(Input for this task begins)

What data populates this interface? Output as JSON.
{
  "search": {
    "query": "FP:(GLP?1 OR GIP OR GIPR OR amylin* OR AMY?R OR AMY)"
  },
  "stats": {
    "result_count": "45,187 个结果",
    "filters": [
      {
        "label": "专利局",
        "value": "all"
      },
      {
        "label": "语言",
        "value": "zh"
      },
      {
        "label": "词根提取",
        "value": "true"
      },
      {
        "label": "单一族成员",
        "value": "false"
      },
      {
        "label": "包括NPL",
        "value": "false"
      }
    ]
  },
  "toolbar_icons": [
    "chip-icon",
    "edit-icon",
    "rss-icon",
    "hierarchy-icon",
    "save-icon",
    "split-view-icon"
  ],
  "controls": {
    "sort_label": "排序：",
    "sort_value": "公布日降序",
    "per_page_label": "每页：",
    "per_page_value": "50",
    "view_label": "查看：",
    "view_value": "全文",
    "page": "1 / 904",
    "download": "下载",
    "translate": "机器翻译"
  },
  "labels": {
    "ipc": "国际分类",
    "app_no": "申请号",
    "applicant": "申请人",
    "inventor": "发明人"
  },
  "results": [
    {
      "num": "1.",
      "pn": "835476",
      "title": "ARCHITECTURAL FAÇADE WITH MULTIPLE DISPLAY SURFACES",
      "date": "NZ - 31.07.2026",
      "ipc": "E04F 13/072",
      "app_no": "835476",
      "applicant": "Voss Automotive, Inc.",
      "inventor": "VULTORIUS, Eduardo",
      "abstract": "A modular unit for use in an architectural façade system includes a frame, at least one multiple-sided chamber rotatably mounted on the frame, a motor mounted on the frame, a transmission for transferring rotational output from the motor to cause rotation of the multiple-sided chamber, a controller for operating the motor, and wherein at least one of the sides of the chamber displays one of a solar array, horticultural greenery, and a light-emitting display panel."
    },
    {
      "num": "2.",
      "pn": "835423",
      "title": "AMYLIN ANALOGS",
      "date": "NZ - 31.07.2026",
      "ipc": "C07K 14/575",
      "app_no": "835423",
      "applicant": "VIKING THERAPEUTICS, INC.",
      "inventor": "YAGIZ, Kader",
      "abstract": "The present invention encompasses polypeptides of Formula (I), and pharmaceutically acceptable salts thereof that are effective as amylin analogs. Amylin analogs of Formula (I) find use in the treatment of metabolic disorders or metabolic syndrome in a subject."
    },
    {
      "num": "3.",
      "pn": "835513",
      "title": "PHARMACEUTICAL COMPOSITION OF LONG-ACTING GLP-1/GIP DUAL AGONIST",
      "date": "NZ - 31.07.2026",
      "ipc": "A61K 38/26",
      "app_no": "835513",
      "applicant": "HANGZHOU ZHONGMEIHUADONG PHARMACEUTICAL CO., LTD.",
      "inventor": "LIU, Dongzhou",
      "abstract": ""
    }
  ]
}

(Input for this task ends)

[Exercise description] Report how many lines in this data include the string "abstract", and nothing else.

[Problem solution] 3